* [RECORD LIST]:
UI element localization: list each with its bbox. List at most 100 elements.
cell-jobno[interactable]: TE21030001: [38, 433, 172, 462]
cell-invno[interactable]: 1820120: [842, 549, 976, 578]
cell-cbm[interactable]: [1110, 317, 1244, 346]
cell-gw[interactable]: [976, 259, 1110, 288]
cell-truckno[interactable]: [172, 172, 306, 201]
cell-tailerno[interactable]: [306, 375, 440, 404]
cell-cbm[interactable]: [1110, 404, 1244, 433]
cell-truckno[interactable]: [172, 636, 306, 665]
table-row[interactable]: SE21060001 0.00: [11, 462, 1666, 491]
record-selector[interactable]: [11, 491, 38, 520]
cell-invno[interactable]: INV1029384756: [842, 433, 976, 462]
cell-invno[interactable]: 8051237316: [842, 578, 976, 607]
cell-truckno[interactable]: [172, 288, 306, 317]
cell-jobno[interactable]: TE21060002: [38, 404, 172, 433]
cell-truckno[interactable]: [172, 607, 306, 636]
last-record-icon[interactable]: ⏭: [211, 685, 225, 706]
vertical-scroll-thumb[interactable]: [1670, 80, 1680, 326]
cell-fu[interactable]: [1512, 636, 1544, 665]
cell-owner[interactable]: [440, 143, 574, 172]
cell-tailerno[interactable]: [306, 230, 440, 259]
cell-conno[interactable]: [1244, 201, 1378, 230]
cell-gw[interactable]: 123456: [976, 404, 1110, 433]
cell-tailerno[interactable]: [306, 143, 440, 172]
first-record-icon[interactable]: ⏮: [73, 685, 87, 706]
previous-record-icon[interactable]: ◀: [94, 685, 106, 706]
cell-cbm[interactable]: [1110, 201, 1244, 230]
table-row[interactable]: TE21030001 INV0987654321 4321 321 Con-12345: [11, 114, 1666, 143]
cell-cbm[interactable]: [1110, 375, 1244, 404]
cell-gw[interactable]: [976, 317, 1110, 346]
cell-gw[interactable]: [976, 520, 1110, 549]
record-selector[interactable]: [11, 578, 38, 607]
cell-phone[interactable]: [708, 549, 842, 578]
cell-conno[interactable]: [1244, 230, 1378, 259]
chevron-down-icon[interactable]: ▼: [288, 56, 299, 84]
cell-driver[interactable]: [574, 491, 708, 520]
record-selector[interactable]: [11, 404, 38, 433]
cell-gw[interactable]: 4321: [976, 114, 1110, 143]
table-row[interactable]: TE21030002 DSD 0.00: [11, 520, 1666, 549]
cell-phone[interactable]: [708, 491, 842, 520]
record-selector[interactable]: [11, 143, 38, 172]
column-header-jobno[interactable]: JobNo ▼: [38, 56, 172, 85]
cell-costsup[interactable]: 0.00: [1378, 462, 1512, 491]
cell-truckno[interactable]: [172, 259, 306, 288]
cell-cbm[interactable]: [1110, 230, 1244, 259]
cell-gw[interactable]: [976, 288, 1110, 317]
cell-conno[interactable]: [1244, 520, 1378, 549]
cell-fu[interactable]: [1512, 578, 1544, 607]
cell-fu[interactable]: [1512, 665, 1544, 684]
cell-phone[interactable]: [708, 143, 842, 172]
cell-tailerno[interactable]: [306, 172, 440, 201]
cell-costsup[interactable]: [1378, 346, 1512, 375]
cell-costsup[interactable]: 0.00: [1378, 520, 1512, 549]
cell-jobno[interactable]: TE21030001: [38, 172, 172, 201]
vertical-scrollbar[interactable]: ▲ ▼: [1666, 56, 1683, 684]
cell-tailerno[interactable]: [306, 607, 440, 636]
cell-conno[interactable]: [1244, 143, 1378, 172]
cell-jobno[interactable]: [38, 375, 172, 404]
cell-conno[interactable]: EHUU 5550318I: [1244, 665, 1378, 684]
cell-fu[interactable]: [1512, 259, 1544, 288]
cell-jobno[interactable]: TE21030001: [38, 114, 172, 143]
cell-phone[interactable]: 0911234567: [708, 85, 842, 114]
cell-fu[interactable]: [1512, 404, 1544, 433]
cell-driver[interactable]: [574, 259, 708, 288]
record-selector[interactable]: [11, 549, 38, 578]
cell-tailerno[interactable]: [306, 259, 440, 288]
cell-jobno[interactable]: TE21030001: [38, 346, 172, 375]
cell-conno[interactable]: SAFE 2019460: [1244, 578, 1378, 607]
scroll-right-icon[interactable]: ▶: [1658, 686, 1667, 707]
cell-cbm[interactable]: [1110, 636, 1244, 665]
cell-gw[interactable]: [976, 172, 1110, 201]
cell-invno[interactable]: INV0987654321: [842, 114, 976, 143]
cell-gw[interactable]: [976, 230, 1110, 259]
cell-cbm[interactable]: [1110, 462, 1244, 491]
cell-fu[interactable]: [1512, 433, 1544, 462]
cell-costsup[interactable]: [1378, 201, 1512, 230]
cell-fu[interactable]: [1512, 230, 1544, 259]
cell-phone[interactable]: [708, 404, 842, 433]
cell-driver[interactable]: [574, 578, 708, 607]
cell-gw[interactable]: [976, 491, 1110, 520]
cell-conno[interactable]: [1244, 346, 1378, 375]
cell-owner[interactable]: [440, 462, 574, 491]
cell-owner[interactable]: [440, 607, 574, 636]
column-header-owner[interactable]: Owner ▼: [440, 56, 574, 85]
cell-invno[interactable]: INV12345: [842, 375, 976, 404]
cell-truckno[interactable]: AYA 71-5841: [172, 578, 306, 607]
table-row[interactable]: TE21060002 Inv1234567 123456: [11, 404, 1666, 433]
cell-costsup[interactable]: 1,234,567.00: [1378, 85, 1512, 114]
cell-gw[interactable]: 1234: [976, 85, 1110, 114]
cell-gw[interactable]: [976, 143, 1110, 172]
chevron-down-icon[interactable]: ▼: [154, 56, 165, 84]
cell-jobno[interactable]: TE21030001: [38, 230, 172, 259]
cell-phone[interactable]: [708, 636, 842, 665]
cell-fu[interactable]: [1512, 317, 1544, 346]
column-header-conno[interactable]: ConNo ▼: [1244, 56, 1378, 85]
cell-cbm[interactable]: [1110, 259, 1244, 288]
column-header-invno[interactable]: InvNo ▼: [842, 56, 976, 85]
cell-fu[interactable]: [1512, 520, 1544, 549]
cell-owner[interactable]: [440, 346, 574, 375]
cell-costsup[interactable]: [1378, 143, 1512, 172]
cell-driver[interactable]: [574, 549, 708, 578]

* [WHAT THIS TASK INVOLVES]:
Rewrite the entries above, swapping every "record-selector" for "row-selector" and leaving everything else untouched.

* [THE COMPLETED TASK]:
UI element localization: list each with its bbox. List at most 100 elements.
cell-jobno[interactable]: TE21030001: [38, 433, 172, 462]
cell-invno[interactable]: 1820120: [842, 549, 976, 578]
cell-cbm[interactable]: [1110, 317, 1244, 346]
cell-gw[interactable]: [976, 259, 1110, 288]
cell-truckno[interactable]: [172, 172, 306, 201]
cell-tailerno[interactable]: [306, 375, 440, 404]
cell-cbm[interactable]: [1110, 404, 1244, 433]
cell-truckno[interactable]: [172, 636, 306, 665]
table-row[interactable]: SE21060001 0.00: [11, 462, 1666, 491]
row-selector[interactable]: [11, 491, 38, 520]
cell-invno[interactable]: INV1029384756: [842, 433, 976, 462]
cell-invno[interactable]: 8051237316: [842, 578, 976, 607]
cell-truckno[interactable]: [172, 288, 306, 317]
cell-jobno[interactable]: TE21060002: [38, 404, 172, 433]
cell-truckno[interactable]: [172, 607, 306, 636]
last-record-icon[interactable]: ⏭: [211, 685, 225, 706]
vertical-scroll-thumb[interactable]: [1670, 80, 1680, 326]
cell-fu[interactable]: [1512, 636, 1544, 665]
cell-owner[interactable]: [440, 143, 574, 172]
cell-tailerno[interactable]: [306, 230, 440, 259]
cell-conno[interactable]: [1244, 201, 1378, 230]
cell-gw[interactable]: 123456: [976, 404, 1110, 433]
cell-tailerno[interactable]: [306, 143, 440, 172]
first-record-icon[interactable]: ⏮: [73, 685, 87, 706]
previous-record-icon[interactable]: ◀: [94, 685, 106, 706]
cell-cbm[interactable]: [1110, 201, 1244, 230]
table-row[interactable]: TE21030001 INV0987654321 4321 321 Con-12345: [11, 114, 1666, 143]
cell-cbm[interactable]: [1110, 375, 1244, 404]
cell-gw[interactable]: [976, 317, 1110, 346]
cell-gw[interactable]: [976, 520, 1110, 549]
row-selector[interactable]: [11, 578, 38, 607]
cell-phone[interactable]: [708, 549, 842, 578]
cell-conno[interactable]: [1244, 230, 1378, 259]
chevron-down-icon[interactable]: ▼: [288, 56, 299, 84]
cell-driver[interactable]: [574, 491, 708, 520]
row-selector[interactable]: [11, 404, 38, 433]
cell-gw[interactable]: 4321: [976, 114, 1110, 143]
table-row[interactable]: TE21030002 DSD 0.00: [11, 520, 1666, 549]
cell-phone[interactable]: [708, 491, 842, 520]
row-selector[interactable]: [11, 143, 38, 172]
column-header-jobno[interactable]: JobNo ▼: [38, 56, 172, 85]
cell-costsup[interactable]: 0.00: [1378, 462, 1512, 491]
cell-truckno[interactable]: [172, 259, 306, 288]
cell-cbm[interactable]: [1110, 230, 1244, 259]
cell-gw[interactable]: [976, 288, 1110, 317]
cell-conno[interactable]: [1244, 520, 1378, 549]
cell-fu[interactable]: [1512, 578, 1544, 607]
cell-fu[interactable]: [1512, 665, 1544, 684]
cell-phone[interactable]: [708, 143, 842, 172]
cell-tailerno[interactable]: [306, 172, 440, 201]
cell-costsup[interactable]: [1378, 346, 1512, 375]
cell-costsup[interactable]: 0.00: [1378, 520, 1512, 549]
cell-jobno[interactable]: TE21030001: [38, 172, 172, 201]
vertical-scrollbar[interactable]: ▲ ▼: [1666, 56, 1683, 684]
cell-tailerno[interactable]: [306, 607, 440, 636]
cell-conno[interactable]: [1244, 143, 1378, 172]
cell-jobno[interactable]: [38, 375, 172, 404]
cell-conno[interactable]: EHUU 5550318I: [1244, 665, 1378, 684]
cell-fu[interactable]: [1512, 259, 1544, 288]
cell-jobno[interactable]: TE21030001: [38, 114, 172, 143]
cell-phone[interactable]: 0911234567: [708, 85, 842, 114]
cell-fu[interactable]: [1512, 404, 1544, 433]
cell-driver[interactable]: [574, 259, 708, 288]
row-selector[interactable]: [11, 549, 38, 578]
cell-tailerno[interactable]: [306, 259, 440, 288]
cell-jobno[interactable]: TE21030001: [38, 346, 172, 375]
cell-conno[interactable]: SAFE 2019460: [1244, 578, 1378, 607]
scroll-right-icon[interactable]: ▶: [1658, 686, 1667, 707]
cell-cbm[interactable]: [1110, 636, 1244, 665]
cell-gw[interactable]: [976, 172, 1110, 201]
cell-invno[interactable]: INV0987654321: [842, 114, 976, 143]
cell-gw[interactable]: [976, 230, 1110, 259]
cell-cbm[interactable]: [1110, 462, 1244, 491]
cell-fu[interactable]: [1512, 433, 1544, 462]
cell-costsup[interactable]: [1378, 201, 1512, 230]
cell-fu[interactable]: [1512, 230, 1544, 259]
cell-phone[interactable]: [708, 404, 842, 433]
cell-driver[interactable]: [574, 578, 708, 607]
cell-gw[interactable]: [976, 491, 1110, 520]
cell-conno[interactable]: [1244, 346, 1378, 375]
cell-owner[interactable]: [440, 462, 574, 491]
cell-owner[interactable]: [440, 607, 574, 636]
column-header-owner[interactable]: Owner ▼: [440, 56, 574, 85]
cell-invno[interactable]: INV12345: [842, 375, 976, 404]
cell-truckno[interactable]: AYA 71-5841: [172, 578, 306, 607]
table-row[interactable]: TE21060002 Inv1234567 123456: [11, 404, 1666, 433]
cell-costsup[interactable]: 1,234,567.00: [1378, 85, 1512, 114]
cell-gw[interactable]: 1234: [976, 85, 1110, 114]
cell-gw[interactable]: [976, 143, 1110, 172]
chevron-down-icon[interactable]: ▼: [154, 56, 165, 84]
cell-jobno[interactable]: TE21030001: [38, 230, 172, 259]
cell-phone[interactable]: [708, 636, 842, 665]
cell-fu[interactable]: [1512, 317, 1544, 346]
column-header-conno[interactable]: ConNo ▼: [1244, 56, 1378, 85]
cell-cbm[interactable]: [1110, 259, 1244, 288]
column-header-invno[interactable]: InvNo ▼: [842, 56, 976, 85]
cell-fu[interactable]: [1512, 520, 1544, 549]
cell-owner[interactable]: [440, 346, 574, 375]
cell-costsup[interactable]: [1378, 143, 1512, 172]
cell-driver[interactable]: [574, 549, 708, 578]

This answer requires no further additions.